Tally the lines that contain the string "mean" and state that total without comment.

Data shown |
═══

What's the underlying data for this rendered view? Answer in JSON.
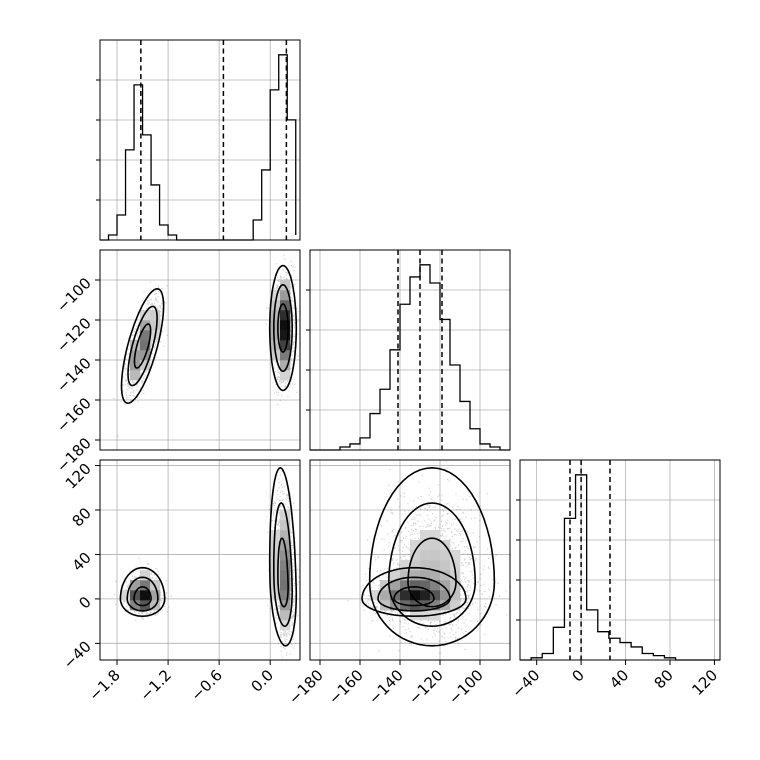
{
  "chart_data": {
    "type": "corner",
    "grid": true,
    "parameters": [
      {
        "range": [
          -2.0,
          0.35
        ],
        "ticks": [
          -1.8,
          -1.2,
          -0.6,
          0.0
        ],
        "tick_labels": [
          "−1.8",
          "−1.2",
          "−0.6",
          "0.0"
        ],
        "quantiles": [
          -1.52,
          -0.55,
          0.19
        ],
        "hist_bins": [
          -2.0,
          -1.9,
          -1.8,
          -1.7,
          -1.6,
          -1.5,
          -1.4,
          -1.3,
          -1.2,
          -1.1,
          -1.0,
          -0.9,
          -0.8,
          -0.7,
          -0.6,
          -0.5,
          -0.4,
          -0.3,
          -0.2,
          -0.1,
          0.0,
          0.1,
          0.2,
          0.3
        ],
        "hist_counts": [
          0,
          1,
          5,
          18,
          31,
          21,
          11,
          3,
          1,
          0,
          0,
          0,
          0,
          0,
          0,
          0,
          0,
          0,
          4,
          14,
          30,
          37,
          24,
          1
        ]
      },
      {
        "range": [
          -185,
          -85
        ],
        "ticks": [
          -180,
          -160,
          -140,
          -120,
          -100
        ],
        "tick_labels": [
          "−180",
          "−160",
          "−140",
          "−120",
          "−100"
        ],
        "quantiles": [
          -141,
          -130,
          -119
        ],
        "hist_bins": [
          -185,
          -180,
          -175,
          -170,
          -165,
          -160,
          -155,
          -150,
          -145,
          -140,
          -135,
          -130,
          -125,
          -120,
          -115,
          -110,
          -105,
          -100,
          -95,
          -90,
          -85
        ],
        "hist_counts": [
          0,
          0,
          0,
          1,
          2,
          4,
          12,
          20,
          33,
          48,
          57,
          61,
          55,
          43,
          28,
          16,
          7,
          2,
          1,
          0
        ]
      },
      {
        "range": [
          -55,
          125
        ],
        "ticks": [
          -40,
          0,
          40,
          80,
          120
        ],
        "tick_labels": [
          "−40",
          "0",
          "40",
          "80",
          "120"
        ],
        "quantiles": [
          -10,
          0,
          26
        ],
        "hist_bins": [
          -55,
          -45,
          -35,
          -25,
          -15,
          -5,
          5,
          15,
          25,
          35,
          45,
          55,
          65,
          75,
          85,
          95,
          105,
          115,
          125
        ],
        "hist_counts": [
          0,
          1,
          3,
          15,
          65,
          85,
          23,
          13,
          10,
          8,
          6,
          3,
          2,
          1,
          0,
          0,
          0,
          0
        ]
      }
    ],
    "joint_panels": [
      {
        "x_param": 0,
        "y_param": 1,
        "modes": [
          {
            "cx": -1.5,
            "cy": -133,
            "sx": 0.095,
            "sy": 11,
            "rho": 0.7,
            "weight": 0.45
          },
          {
            "cx": 0.15,
            "cy": -124,
            "sx": 0.06,
            "sy": 12,
            "rho": 0.0,
            "weight": 0.55
          }
        ]
      },
      {
        "x_param": 0,
        "y_param": 2,
        "modes": [
          {
            "cx": -1.5,
            "cy": 0,
            "sx": 0.1,
            "sy": 6,
            "rho": 0.0,
            "weight": 0.45
          },
          {
            "cx": 0.15,
            "cy": 15,
            "sx": 0.06,
            "sy": 22,
            "rho": -0.2,
            "weight": 0.55
          }
        ]
      },
      {
        "x_param": 1,
        "y_param": 2,
        "modes": [
          {
            "cx": -133,
            "cy": 0,
            "sx": 10,
            "sy": 6,
            "rho": 0.0,
            "weight": 0.45
          },
          {
            "cx": -124,
            "cy": 15,
            "sx": 12,
            "sy": 22,
            "rho": 0.0,
            "weight": 0.55
          }
        ]
      }
    ]
  }
}
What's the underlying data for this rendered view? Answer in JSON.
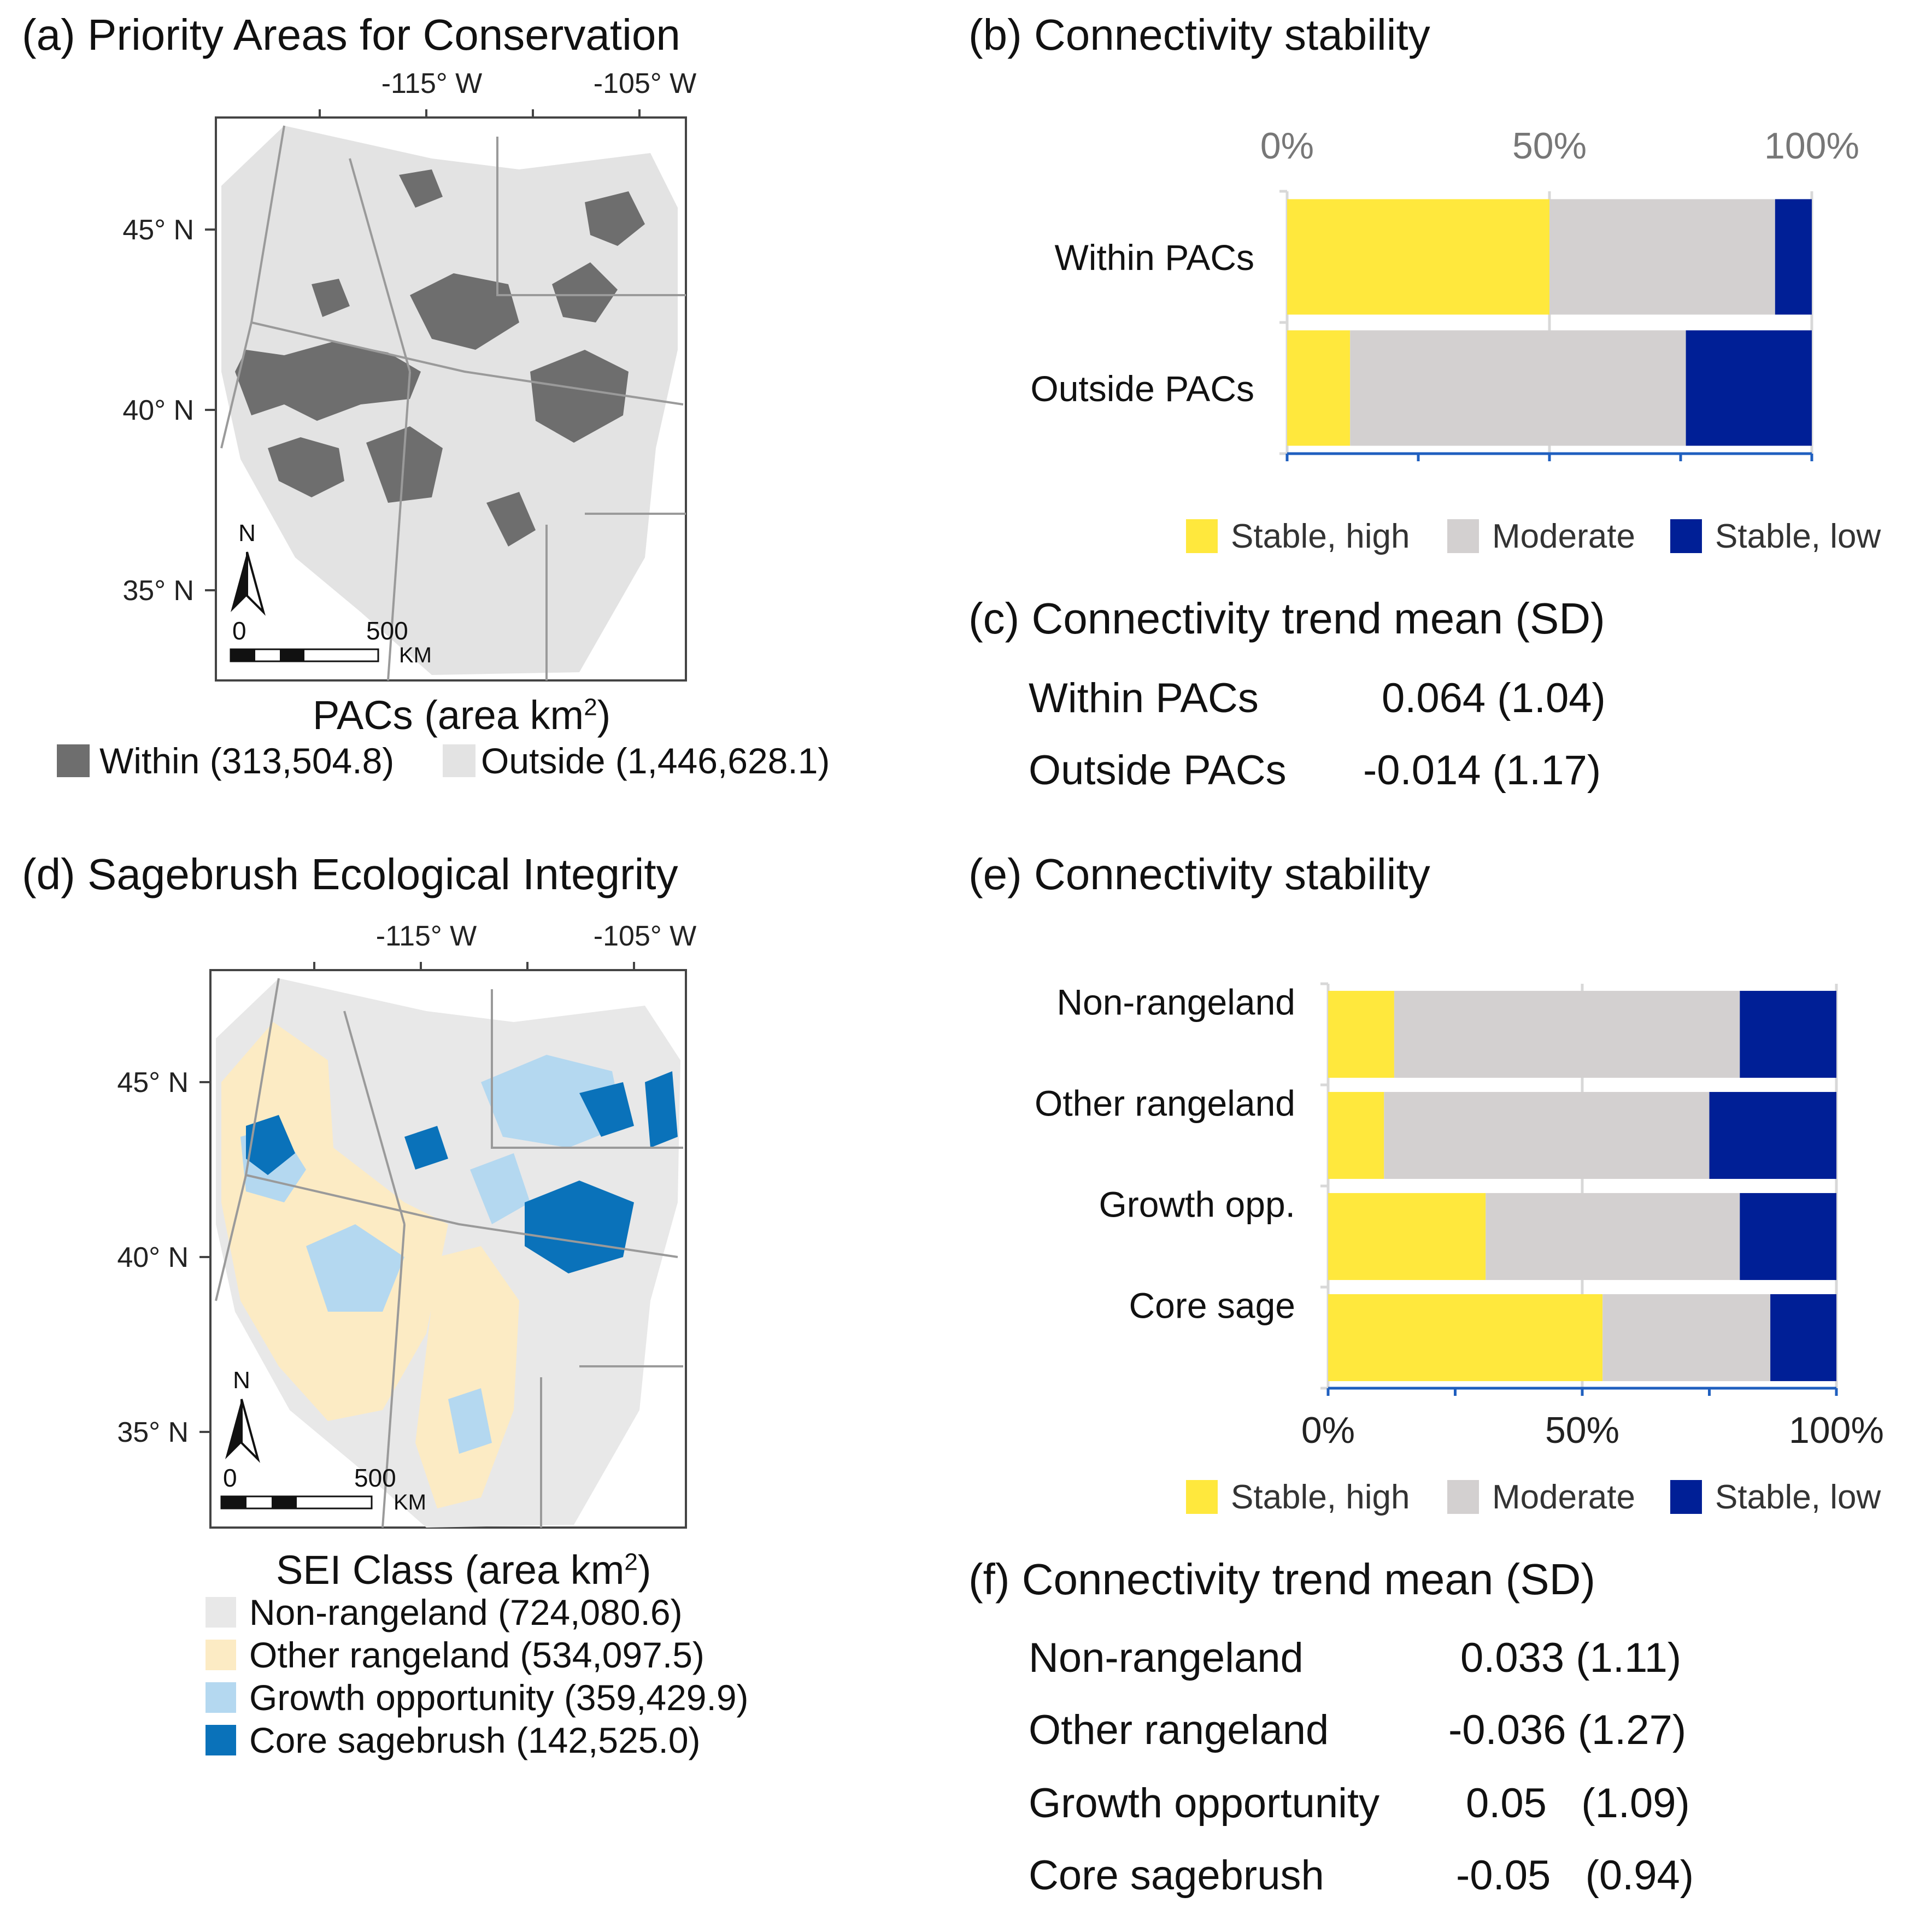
{
  "colors": {
    "stable_high": "#FFE83D",
    "moderate": "#D3D0D0",
    "stable_low": "#001F96",
    "pac_within": "#6E6E6E",
    "pac_outside": "#E3E3E3",
    "non_rangeland": "#E8E8E8",
    "other_rangeland": "#FCEBC4",
    "growth_opportunity": "#B4D8F0",
    "core_sagebrush": "#0A72BA",
    "axis_blue": "#1F5FBF"
  },
  "panel_a": {
    "title": "(a) Priority Areas for Conservation",
    "lon_labels": [
      "-115° W",
      "-105° W"
    ],
    "lat_labels": [
      "45° N",
      "40° N",
      "35° N"
    ],
    "north": "N",
    "scale_zero": "0",
    "scale_max": "500",
    "scale_unit": "KM",
    "legend_title": "PACs (area km",
    "legend_title_sup": "2",
    "legend_title_close": ")",
    "legend": [
      {
        "label": "Within (313,504.8)",
        "color": "#6E6E6E"
      },
      {
        "label": "Outside (1,446,628.1)",
        "color": "#E3E3E3"
      }
    ]
  },
  "panel_d": {
    "title": "(d) Sagebrush Ecological Integrity",
    "lon_labels": [
      "-115° W",
      "-105° W"
    ],
    "lat_labels": [
      "45° N",
      "40° N",
      "35° N"
    ],
    "north": "N",
    "scale_zero": "0",
    "scale_max": "500",
    "scale_unit": "KM",
    "legend_title": "SEI Class (area km",
    "legend_title_sup": "2",
    "legend_title_close": ")",
    "legend": [
      {
        "label": "Non-rangeland (724,080.6)",
        "color": "#E8E8E8"
      },
      {
        "label": "Other rangeland (534,097.5)",
        "color": "#FCEBC4"
      },
      {
        "label": "Growth opportunity (359,429.9)",
        "color": "#B4D8F0"
      },
      {
        "label": "Core sagebrush (142,525.0)",
        "color": "#0A72BA"
      }
    ]
  },
  "panel_b": {
    "title": "(b) Connectivity stability"
  },
  "panel_c": {
    "title": "(c) Connectivity trend mean (SD)",
    "rows": [
      {
        "label": "Within PACs",
        "value": "0.064 (1.04)"
      },
      {
        "label": "Outside PACs",
        "value": "-0.014 (1.17)"
      }
    ]
  },
  "panel_e": {
    "title": "(e) Connectivity stability"
  },
  "panel_f": {
    "title": "(f) Connectivity trend mean (SD)",
    "rows": [
      {
        "label": "Non-rangeland",
        "value": "0.033 (1.11)"
      },
      {
        "label": "Other rangeland",
        "value": "-0.036 (1.27)"
      },
      {
        "label": "Growth opportunity",
        "value": "0.05   (1.09)"
      },
      {
        "label": "Core sagebrush",
        "value": "-0.05   (0.94)"
      }
    ]
  },
  "stability_legend": [
    "Stable, high",
    "Moderate",
    "Stable, low"
  ],
  "chart_data": [
    {
      "type": "bar",
      "orientation": "horizontal",
      "stacked": true,
      "title": "(b) Connectivity stability",
      "categories": [
        "Within PACs",
        "Outside PACs"
      ],
      "series": [
        {
          "name": "Stable, high",
          "values": [
            50,
            12
          ]
        },
        {
          "name": "Moderate",
          "values": [
            43,
            64
          ]
        },
        {
          "name": "Stable, low",
          "values": [
            7,
            24
          ]
        }
      ],
      "xlim": [
        0,
        100
      ],
      "xticks": [
        "0%",
        "50%",
        "100%"
      ],
      "xaxis_position": "top",
      "legend": "bottom"
    },
    {
      "type": "bar",
      "orientation": "horizontal",
      "stacked": true,
      "title": "(e) Connectivity stability",
      "categories": [
        "Non-rangeland",
        "Other rangeland",
        "Growth opp.",
        "Core sage"
      ],
      "series": [
        {
          "name": "Stable, high",
          "values": [
            13,
            11,
            31,
            54
          ]
        },
        {
          "name": "Moderate",
          "values": [
            68,
            64,
            50,
            33
          ]
        },
        {
          "name": "Stable, low",
          "values": [
            19,
            25,
            19,
            13
          ]
        }
      ],
      "xlim": [
        0,
        100
      ],
      "xticks": [
        "0%",
        "50%",
        "100%"
      ],
      "xaxis_position": "bottom",
      "legend": "bottom"
    }
  ]
}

═══

The output | 2